**EXERCISE GOAL**
Every line below that holds the string "VIRGINIA" should be copied out.

Stored data entries:
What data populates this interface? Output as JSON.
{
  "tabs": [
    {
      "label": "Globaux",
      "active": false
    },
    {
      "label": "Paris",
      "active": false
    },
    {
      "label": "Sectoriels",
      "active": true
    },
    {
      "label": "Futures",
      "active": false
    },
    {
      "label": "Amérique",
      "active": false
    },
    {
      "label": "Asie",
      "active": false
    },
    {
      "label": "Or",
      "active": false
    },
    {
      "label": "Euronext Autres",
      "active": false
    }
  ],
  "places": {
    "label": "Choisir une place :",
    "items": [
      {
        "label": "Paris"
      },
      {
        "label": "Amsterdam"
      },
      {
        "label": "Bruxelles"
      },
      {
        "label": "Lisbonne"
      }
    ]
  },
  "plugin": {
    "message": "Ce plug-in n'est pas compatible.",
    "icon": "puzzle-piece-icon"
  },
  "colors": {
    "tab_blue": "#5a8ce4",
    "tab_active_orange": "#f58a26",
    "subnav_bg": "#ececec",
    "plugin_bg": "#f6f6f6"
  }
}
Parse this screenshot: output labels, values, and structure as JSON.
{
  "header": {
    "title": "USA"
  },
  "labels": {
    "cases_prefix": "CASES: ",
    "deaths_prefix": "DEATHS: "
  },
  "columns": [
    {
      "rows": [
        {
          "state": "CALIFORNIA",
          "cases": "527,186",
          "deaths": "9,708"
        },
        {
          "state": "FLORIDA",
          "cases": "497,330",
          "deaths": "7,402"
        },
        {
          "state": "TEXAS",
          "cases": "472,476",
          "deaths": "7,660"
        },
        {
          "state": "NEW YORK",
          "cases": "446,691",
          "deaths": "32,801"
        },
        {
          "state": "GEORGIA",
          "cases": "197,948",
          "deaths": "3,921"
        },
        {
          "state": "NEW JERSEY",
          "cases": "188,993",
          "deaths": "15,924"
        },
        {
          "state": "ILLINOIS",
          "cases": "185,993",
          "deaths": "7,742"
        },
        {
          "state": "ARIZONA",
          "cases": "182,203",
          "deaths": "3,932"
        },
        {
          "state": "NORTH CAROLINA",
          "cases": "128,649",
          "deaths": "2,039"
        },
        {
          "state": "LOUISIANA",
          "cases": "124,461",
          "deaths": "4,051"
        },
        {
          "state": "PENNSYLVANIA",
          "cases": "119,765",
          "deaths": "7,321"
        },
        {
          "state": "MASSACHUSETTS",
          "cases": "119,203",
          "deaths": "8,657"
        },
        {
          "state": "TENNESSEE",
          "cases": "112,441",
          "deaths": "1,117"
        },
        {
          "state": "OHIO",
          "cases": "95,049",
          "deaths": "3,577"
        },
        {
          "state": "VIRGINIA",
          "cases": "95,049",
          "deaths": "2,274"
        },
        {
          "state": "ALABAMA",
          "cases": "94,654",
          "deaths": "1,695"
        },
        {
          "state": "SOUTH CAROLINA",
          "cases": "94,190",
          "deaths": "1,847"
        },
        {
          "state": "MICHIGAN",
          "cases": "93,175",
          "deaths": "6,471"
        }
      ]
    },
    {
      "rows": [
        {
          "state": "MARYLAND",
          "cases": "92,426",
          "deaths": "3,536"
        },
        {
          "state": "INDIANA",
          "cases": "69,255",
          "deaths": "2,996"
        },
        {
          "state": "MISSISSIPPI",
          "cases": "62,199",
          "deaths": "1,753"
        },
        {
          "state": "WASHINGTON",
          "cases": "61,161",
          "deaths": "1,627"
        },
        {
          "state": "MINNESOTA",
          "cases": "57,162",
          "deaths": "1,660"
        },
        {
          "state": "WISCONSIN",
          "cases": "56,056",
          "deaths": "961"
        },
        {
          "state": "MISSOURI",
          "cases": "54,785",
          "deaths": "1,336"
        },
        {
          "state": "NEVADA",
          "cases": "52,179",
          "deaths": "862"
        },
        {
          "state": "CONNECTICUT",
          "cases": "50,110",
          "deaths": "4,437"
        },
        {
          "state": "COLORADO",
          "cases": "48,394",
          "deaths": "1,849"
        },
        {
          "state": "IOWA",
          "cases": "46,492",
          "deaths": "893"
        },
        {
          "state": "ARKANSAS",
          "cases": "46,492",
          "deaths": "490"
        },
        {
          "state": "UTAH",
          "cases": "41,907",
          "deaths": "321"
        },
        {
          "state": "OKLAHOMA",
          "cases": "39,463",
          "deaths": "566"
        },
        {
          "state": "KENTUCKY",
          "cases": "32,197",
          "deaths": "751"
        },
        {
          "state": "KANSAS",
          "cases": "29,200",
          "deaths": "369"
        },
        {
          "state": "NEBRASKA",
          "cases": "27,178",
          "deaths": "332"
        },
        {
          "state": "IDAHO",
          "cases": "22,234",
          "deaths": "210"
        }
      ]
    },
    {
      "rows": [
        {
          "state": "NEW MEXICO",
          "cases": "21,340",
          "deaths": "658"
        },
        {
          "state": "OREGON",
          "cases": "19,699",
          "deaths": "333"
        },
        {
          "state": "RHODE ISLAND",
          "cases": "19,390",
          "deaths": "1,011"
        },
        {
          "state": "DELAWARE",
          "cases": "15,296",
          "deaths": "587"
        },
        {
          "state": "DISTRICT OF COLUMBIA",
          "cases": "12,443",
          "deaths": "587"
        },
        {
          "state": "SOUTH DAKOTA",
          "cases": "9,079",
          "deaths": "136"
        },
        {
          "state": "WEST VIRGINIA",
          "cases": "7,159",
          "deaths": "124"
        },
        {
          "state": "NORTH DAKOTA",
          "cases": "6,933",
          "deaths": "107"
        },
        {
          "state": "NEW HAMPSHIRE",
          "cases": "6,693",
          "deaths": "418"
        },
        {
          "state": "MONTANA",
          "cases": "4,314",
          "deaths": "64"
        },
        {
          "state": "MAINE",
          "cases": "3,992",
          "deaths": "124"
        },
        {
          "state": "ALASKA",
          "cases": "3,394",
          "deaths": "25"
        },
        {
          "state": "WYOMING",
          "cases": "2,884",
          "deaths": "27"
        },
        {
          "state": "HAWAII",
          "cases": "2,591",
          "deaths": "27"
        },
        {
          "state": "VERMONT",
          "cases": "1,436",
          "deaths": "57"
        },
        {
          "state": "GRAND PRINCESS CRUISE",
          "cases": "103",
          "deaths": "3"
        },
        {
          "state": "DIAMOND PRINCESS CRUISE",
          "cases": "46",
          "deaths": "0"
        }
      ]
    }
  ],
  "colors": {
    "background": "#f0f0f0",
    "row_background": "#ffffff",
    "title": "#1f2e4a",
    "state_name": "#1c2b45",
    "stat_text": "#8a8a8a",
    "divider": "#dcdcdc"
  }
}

**CORRECT OUTPUT**
          "state": "VIRGINIA",
          "state": "WEST VIRGINIA",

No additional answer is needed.